■ **Your goal**:
Write the data out again, exactly as given.

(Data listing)
========================================================================

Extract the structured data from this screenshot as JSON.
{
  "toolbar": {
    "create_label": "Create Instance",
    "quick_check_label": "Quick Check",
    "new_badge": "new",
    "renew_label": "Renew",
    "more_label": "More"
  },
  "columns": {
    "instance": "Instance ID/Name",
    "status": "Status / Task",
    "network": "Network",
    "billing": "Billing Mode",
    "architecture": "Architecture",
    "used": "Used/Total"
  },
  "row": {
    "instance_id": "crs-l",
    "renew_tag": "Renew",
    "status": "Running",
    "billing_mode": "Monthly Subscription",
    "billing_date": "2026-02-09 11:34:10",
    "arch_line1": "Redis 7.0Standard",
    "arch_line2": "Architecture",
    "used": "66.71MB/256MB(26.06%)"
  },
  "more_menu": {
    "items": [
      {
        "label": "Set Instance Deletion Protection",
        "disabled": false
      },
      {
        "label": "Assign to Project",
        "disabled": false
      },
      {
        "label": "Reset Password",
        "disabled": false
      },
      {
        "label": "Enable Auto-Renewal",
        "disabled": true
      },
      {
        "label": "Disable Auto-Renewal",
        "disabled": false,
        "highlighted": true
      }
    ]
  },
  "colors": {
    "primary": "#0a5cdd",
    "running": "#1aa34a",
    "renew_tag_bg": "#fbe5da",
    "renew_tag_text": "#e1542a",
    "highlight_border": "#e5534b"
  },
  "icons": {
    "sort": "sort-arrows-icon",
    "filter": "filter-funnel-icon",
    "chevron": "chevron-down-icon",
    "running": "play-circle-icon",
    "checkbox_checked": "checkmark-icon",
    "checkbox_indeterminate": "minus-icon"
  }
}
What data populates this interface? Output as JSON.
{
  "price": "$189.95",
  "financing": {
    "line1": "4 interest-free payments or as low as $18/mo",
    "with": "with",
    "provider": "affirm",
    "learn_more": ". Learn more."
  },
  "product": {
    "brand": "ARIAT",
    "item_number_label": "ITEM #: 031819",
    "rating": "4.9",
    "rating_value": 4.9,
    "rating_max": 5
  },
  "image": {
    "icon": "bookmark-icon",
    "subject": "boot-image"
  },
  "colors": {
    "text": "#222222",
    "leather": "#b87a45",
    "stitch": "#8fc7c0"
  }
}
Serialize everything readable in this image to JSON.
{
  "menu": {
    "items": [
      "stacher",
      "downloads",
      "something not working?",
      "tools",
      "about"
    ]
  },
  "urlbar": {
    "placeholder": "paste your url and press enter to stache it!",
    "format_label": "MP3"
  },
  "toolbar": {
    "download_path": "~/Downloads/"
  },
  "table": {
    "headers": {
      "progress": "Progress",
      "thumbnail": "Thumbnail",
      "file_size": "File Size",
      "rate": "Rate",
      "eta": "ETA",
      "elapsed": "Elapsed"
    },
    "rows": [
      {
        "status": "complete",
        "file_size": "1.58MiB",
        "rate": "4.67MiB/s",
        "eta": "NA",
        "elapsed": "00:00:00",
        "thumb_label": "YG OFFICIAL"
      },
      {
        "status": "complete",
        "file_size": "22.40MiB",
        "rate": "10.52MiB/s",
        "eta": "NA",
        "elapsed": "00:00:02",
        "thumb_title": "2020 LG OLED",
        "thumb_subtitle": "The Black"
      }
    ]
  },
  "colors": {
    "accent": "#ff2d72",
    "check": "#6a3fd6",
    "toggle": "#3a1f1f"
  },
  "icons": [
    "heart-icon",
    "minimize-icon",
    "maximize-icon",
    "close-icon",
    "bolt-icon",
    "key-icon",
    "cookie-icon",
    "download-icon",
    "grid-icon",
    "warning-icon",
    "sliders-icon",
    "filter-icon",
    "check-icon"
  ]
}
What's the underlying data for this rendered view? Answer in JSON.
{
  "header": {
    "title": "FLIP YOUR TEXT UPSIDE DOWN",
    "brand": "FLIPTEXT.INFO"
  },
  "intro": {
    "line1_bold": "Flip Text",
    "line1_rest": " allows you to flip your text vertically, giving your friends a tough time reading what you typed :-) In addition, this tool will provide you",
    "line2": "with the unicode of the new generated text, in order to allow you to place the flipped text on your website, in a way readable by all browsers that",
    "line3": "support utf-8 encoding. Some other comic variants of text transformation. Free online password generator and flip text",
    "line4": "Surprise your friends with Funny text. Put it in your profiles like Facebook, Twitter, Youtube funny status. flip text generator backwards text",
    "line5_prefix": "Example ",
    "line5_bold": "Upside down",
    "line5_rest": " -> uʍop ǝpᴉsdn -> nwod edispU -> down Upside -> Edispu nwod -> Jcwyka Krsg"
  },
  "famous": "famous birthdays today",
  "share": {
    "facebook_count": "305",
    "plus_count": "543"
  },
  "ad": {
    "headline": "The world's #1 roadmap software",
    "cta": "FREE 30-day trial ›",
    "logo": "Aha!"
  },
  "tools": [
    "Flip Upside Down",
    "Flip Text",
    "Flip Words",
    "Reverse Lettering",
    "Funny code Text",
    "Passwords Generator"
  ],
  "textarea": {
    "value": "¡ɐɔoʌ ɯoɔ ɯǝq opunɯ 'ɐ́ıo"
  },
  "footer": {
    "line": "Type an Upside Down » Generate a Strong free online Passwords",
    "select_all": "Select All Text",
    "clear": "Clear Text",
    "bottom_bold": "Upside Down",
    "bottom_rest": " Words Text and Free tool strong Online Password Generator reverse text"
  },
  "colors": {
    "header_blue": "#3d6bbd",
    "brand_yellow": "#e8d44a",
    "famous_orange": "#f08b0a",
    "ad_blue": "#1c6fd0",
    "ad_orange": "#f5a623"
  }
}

========================================================================

■ **Task answer**:
Extract the structured data from this screenshot as JSON.
{
  "toolbar": {
    "create_label": "Create Instance",
    "quick_check_label": "Quick Check",
    "new_badge": "new",
    "renew_label": "Renew",
    "more_label": "More"
  },
  "columns": {
    "instance": "Instance ID/Name",
    "status": "Status / Task",
    "network": "Network",
    "billing": "Billing Mode",
    "architecture": "Architecture",
    "used": "Used/Total"
  },
  "row": {
    "instance_id": "crs-l",
    "renew_tag": "Renew",
    "status": "Running",
    "billing_mode": "Monthly Subscription",
    "billing_date": "2026-02-09 11:34:10",
    "arch_line1": "Redis 7.0Standard",
    "arch_line2": "Architecture",
    "used": "66.71MB/256MB(26.06%)"
  },
  "more_menu": {
    "items": [
      {
        "label": "Set Instance Deletion Protection",
        "disabled": false
      },
      {
        "label": "Assign to Project",
        "disabled": false
      },
      {
        "label": "Reset Password",
        "disabled": false
      },
      {
        "label": "Enable Auto-Renewal",
        "disabled": true
      },
      {
        "label": "Disable Auto-Renewal",
        "disabled": false,
        "highlighted": true
      }
    ]
  },
  "colors": {
    "primary": "#0a5cdd",
    "running": "#1aa34a",
    "renew_tag_bg": "#fbe5da",
    "renew_tag_text": "#e1542a",
    "highlight_border": "#e5534b"
  },
  "icons": {
    "sort": "sort-arrows-icon",
    "filter": "filter-funnel-icon",
    "chevron": "chevron-down-icon",
    "running": "play-circle-icon",
    "checkbox_checked": "checkmark-icon",
    "checkbox_indeterminate": "minus-icon"
  }
}
What data populates this interface? Output as JSON.
{
  "price": "$189.95",
  "financing": {
    "line1": "4 interest-free payments or as low as $18/mo",
    "with": "with",
    "provider": "affirm",
    "learn_more": ". Learn more."
  },
  "product": {
    "brand": "ARIAT",
    "item_number_label": "ITEM #: 031819",
    "rating": "4.9",
    "rating_value": 4.9,
    "rating_max": 5
  },
  "image": {
    "icon": "bookmark-icon",
    "subject": "boot-image"
  },
  "colors": {
    "text": "#222222",
    "leather": "#b87a45",
    "stitch": "#8fc7c0"
  }
}
Serialize everything readable in this image to JSON.
{
  "menu": {
    "items": [
      "stacher",
      "downloads",
      "something not working?",
      "tools",
      "about"
    ]
  },
  "urlbar": {
    "placeholder": "paste your url and press enter to stache it!",
    "format_label": "MP3"
  },
  "toolbar": {
    "download_path": "~/Downloads/"
  },
  "table": {
    "headers": {
      "progress": "Progress",
      "thumbnail": "Thumbnail",
      "file_size": "File Size",
      "rate": "Rate",
      "eta": "ETA",
      "elapsed": "Elapsed"
    },
    "rows": [
      {
        "status": "complete",
        "file_size": "1.58MiB",
        "rate": "4.67MiB/s",
        "eta": "NA",
        "elapsed": "00:00:00",
        "thumb_label": "YG OFFICIAL"
      },
      {
        "status": "complete",
        "file_size": "22.40MiB",
        "rate": "10.52MiB/s",
        "eta": "NA",
        "elapsed": "00:00:02",
        "thumb_title": "2020 LG OLED",
        "thumb_subtitle": "The Black"
      }
    ]
  },
  "colors": {
    "accent": "#ff2d72",
    "check": "#6a3fd6",
    "toggle": "#3a1f1f"
  },
  "icons": [
    "heart-icon",
    "minimize-icon",
    "maximize-icon",
    "close-icon",
    "bolt-icon",
    "key-icon",
    "cookie-icon",
    "download-icon",
    "grid-icon",
    "warning-icon",
    "sliders-icon",
    "filter-icon",
    "check-icon"
  ]
}
What's the underlying data for this rendered view? Answer in JSON.
{
  "header": {
    "title": "FLIP YOUR TEXT UPSIDE DOWN",
    "brand": "FLIPTEXT.INFO"
  },
  "intro": {
    "line1_bold": "Flip Text",
    "line1_rest": " allows you to flip your text vertically, giving your friends a tough time reading what you typed :-) In addition, this tool will provide you",
    "line2": "with the unicode of the new generated text, in order to allow you to place the flipped text on your website, in a way readable by all browsers that",
    "line3": "support utf-8 encoding. Some other comic variants of text transformation. Free online password generator and flip text",
    "line4": "Surprise your friends with Funny text. Put it in your profiles like Facebook, Twitter, Youtube funny status. flip text generator backwards text",
    "line5_prefix": "Example ",
    "line5_bold": "Upside down",
    "line5_rest": " -> uʍop ǝpᴉsdn -> nwod edispU -> down Upside -> Edispu nwod -> Jcwyka Krsg"
  },
  "famous": "famous birthdays today",
  "share": {
    "facebook_count": "305",
    "plus_count": "543"
  },
  "ad": {
    "headline": "The world's #1 roadmap software",
    "cta": "FREE 30-day trial ›",
    "logo": "Aha!"
  },
  "tools": [
    "Flip Upside Down",
    "Flip Text",
    "Flip Words",
    "Reverse Lettering",
    "Funny code Text",
    "Passwords Generator"
  ],
  "textarea": {
    "value": "¡ɐɔoʌ ɯoɔ ɯǝq opunɯ 'ɐ́ıo"
  },
  "footer": {
    "line": "Type an Upside Down » Generate a Strong free online Passwords",
    "select_all": "Select All Text",
    "clear": "Clear Text",
    "bottom_bold": "Upside Down",
    "bottom_rest": " Words Text and Free tool strong Online Password Generator reverse text"
  },
  "colors": {
    "header_blue": "#3d6bbd",
    "brand_yellow": "#e8d44a",
    "famous_orange": "#f08b0a",
    "ad_blue": "#1c6fd0",
    "ad_orange": "#f5a623"
  }
}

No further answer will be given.